## BEGIN

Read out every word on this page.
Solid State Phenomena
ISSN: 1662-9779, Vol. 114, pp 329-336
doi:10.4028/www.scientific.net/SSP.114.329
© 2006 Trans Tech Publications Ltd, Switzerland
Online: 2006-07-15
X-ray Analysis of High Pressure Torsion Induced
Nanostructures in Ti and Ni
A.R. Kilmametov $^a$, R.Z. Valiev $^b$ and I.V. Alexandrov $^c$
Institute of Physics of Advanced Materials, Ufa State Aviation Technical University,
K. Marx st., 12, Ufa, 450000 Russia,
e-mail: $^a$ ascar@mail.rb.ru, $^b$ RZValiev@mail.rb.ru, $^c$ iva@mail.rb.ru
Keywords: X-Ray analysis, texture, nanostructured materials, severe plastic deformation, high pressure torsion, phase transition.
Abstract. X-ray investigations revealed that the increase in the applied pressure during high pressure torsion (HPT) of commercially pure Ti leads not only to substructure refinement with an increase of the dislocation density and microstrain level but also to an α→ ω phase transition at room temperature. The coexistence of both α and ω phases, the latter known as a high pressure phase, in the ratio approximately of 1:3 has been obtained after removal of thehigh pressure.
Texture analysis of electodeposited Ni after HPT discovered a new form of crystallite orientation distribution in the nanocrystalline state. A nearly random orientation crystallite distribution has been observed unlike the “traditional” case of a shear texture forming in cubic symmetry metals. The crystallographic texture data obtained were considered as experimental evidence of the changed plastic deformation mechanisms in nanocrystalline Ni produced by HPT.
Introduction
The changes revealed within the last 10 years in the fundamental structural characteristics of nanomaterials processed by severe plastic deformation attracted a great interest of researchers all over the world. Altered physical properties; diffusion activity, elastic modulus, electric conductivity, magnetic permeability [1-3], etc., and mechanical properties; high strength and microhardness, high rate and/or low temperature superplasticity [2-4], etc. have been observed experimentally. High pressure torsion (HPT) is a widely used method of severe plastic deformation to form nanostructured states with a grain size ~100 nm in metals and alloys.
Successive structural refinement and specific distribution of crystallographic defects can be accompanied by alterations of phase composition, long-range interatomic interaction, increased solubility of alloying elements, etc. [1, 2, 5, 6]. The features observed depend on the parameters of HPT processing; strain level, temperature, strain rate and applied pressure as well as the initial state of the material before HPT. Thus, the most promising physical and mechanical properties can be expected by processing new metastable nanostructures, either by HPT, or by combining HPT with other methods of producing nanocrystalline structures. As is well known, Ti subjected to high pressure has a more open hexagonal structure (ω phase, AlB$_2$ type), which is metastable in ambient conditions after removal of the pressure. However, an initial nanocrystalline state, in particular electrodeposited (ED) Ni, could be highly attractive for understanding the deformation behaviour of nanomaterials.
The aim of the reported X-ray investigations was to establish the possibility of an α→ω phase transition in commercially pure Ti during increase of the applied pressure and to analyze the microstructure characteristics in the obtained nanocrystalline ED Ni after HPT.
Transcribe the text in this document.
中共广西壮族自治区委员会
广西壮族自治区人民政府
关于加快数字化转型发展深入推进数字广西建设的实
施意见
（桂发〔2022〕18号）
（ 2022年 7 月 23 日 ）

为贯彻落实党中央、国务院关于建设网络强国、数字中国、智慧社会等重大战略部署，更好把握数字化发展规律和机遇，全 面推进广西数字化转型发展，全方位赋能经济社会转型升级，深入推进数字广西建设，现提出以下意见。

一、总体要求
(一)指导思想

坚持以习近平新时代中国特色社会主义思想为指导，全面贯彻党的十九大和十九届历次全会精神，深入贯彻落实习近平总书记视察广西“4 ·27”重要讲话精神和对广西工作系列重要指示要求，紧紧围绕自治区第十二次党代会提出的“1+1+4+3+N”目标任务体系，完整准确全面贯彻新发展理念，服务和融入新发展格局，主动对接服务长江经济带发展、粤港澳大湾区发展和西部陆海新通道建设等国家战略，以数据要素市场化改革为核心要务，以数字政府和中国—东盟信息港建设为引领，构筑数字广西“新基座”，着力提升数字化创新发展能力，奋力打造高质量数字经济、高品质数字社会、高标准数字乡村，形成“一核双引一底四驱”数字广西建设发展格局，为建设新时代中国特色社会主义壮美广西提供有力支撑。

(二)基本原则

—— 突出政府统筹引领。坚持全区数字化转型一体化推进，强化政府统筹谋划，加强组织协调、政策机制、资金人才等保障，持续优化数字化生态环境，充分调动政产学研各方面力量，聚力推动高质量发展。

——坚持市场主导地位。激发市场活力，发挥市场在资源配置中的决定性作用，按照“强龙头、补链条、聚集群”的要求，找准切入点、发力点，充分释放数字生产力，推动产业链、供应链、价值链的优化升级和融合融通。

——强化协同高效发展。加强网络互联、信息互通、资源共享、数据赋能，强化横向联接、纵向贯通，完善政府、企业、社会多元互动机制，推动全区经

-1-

## END

■ Problem to work on: Output all preceding records character for character.

■ Full response:
Read out every word on this page.
Solid State Phenomena
ISSN: 1662-9779, Vol. 114, pp 329-336
doi:10.4028/www.scientific.net/SSP.114.329
© 2006 Trans Tech Publications Ltd, Switzerland
Online: 2006-07-15
X-ray Analysis of High Pressure Torsion Induced
Nanostructures in Ti and Ni
A.R. Kilmametov $^a$, R.Z. Valiev $^b$ and I.V. Alexandrov $^c$
Institute of Physics of Advanced Materials, Ufa State Aviation Technical University,
K. Marx st., 12, Ufa, 450000 Russia,
e-mail: $^a$ ascar@mail.rb.ru, $^b$ RZValiev@mail.rb.ru, $^c$ iva@mail.rb.ru
Keywords: X-Ray analysis, texture, nanostructured materials, severe plastic deformation, high pressure torsion, phase transition.
Abstract. X-ray investigations revealed that the increase in the applied pressure during high pressure torsion (HPT) of commercially pure Ti leads not only to substructure refinement with an increase of the dislocation density and microstrain level but also to an α→ ω phase transition at room temperature. The coexistence of both α and ω phases, the latter known as a high pressure phase, in the ratio approximately of 1:3 has been obtained after removal of thehigh pressure.
Texture analysis of electodeposited Ni after HPT discovered a new form of crystallite orientation distribution in the nanocrystalline state. A nearly random orientation crystallite distribution has been observed unlike the “traditional” case of a shear texture forming in cubic symmetry metals. The crystallographic texture data obtained were considered as experimental evidence of the changed plastic deformation mechanisms in nanocrystalline Ni produced by HPT.
Introduction
The changes revealed within the last 10 years in the fundamental structural characteristics of nanomaterials processed by severe plastic deformation attracted a great interest of researchers all over the world. Altered physical properties; diffusion activity, elastic modulus, electric conductivity, magnetic permeability [1-3], etc., and mechanical properties; high strength and microhardness, high rate and/or low temperature superplasticity [2-4], etc. have been observed experimentally. High pressure torsion (HPT) is a widely used method of severe plastic deformation to form nanostructured states with a grain size ~100 nm in metals and alloys.
Successive structural refinement and specific distribution of crystallographic defects can be accompanied by alterations of phase composition, long-range interatomic interaction, increased solubility of alloying elements, etc. [1, 2, 5, 6]. The features observed depend on the parameters of HPT processing; strain level, temperature, strain rate and applied pressure as well as the initial state of the material before HPT. Thus, the most promising physical and mechanical properties can be expected by processing new metastable nanostructures, either by HPT, or by combining HPT with other methods of producing nanocrystalline structures. As is well known, Ti subjected to high pressure has a more open hexagonal structure (ω phase, AlB$_2$ type), which is metastable in ambient conditions after removal of the pressure. However, an initial nanocrystalline state, in particular electrodeposited (ED) Ni, could be highly attractive for understanding the deformation behaviour of nanomaterials.
The aim of the reported X-ray investigations was to establish the possibility of an α→ω phase transition in commercially pure Ti during increase of the applied pressure and to analyze the microstructure characteristics in the obtained nanocrystalline ED Ni after HPT.
Transcribe the text in this document.
中共广西壮族自治区委员会
广西壮族自治区人民政府
关于加快数字化转型发展深入推进数字广西建设的实
施意见
（桂发〔2022〕18号）
（ 2022年 7 月 23 日 ）

为贯彻落实党中央、国务院关于建设网络强国、数字中国、智慧社会等重大战略部署，更好把握数字化发展规律和机遇，全 面推进广西数字化转型发展，全方位赋能经济社会转型升级，深入推进数字广西建设，现提出以下意见。

一、总体要求
(一)指导思想

坚持以习近平新时代中国特色社会主义思想为指导，全面贯彻党的十九大和十九届历次全会精神，深入贯彻落实习近平总书记视察广西“4 ·27”重要讲话精神和对广西工作系列重要指示要求，紧紧围绕自治区第十二次党代会提出的“1+1+4+3+N”目标任务体系，完整准确全面贯彻新发展理念，服务和融入新发展格局，主动对接服务长江经济带发展、粤港澳大湾区发展和西部陆海新通道建设等国家战略，以数据要素市场化改革为核心要务，以数字政府和中国—东盟信息港建设为引领，构筑数字广西“新基座”，着力提升数字化创新发展能力，奋力打造高质量数字经济、高品质数字社会、高标准数字乡村，形成“一核双引一底四驱”数字广西建设发展格局，为建设新时代中国特色社会主义壮美广西提供有力支撑。

(二)基本原则

—— 突出政府统筹引领。坚持全区数字化转型一体化推进，强化政府统筹谋划，加强组织协调、政策机制、资金人才等保障，持续优化数字化生态环境，充分调动政产学研各方面力量，聚力推动高质量发展。

——坚持市场主导地位。激发市场活力，发挥市场在资源配置中的决定性作用，按照“强龙头、补链条、聚集群”的要求，找准切入点、发力点，充分释放数字生产力，推动产业链、供应链、价值链的优化升级和融合融通。

——强化协同高效发展。加强网络互联、信息互通、资源共享、数据赋能，强化横向联接、纵向贯通，完善政府、企业、社会多元互动机制，推动全区经

-1-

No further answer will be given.